Saved data entries
[start]

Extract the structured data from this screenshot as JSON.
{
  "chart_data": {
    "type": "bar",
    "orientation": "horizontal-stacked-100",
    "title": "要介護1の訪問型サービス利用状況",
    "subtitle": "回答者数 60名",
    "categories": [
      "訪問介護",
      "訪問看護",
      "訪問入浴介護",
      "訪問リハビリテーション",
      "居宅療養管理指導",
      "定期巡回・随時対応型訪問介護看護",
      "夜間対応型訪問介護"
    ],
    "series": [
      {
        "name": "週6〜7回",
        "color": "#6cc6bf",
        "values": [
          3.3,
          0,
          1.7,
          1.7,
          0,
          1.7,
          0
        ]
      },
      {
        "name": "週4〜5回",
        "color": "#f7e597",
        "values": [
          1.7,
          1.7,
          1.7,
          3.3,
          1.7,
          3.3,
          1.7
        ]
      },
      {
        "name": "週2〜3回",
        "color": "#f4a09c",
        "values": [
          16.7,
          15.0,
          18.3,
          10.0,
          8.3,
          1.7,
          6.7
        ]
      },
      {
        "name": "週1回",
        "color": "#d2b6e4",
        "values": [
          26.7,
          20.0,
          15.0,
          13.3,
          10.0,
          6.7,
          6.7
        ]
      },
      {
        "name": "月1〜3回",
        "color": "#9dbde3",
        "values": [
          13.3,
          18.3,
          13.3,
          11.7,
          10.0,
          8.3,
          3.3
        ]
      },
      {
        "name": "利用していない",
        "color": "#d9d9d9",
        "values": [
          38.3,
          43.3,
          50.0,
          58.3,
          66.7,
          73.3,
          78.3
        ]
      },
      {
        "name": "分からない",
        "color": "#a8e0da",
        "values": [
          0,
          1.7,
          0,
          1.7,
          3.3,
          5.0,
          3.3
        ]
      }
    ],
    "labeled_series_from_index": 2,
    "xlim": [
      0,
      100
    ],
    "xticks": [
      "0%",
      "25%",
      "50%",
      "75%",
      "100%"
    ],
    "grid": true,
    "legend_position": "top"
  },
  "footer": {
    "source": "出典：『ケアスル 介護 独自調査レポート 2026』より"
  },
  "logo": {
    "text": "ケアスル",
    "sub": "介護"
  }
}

[end]

— PROBLEM STATEMENT —
Search the data for the string "color" and copy each line where it appears.

— ANSWER IN FULL —
        "color": "#6cc6bf",
        "color": "#f7e597",
        "color": "#f4a09c",
        "color": "#d2b6e4",
        "color": "#9dbde3",
        "color": "#d9d9d9",
        "color": "#a8e0da",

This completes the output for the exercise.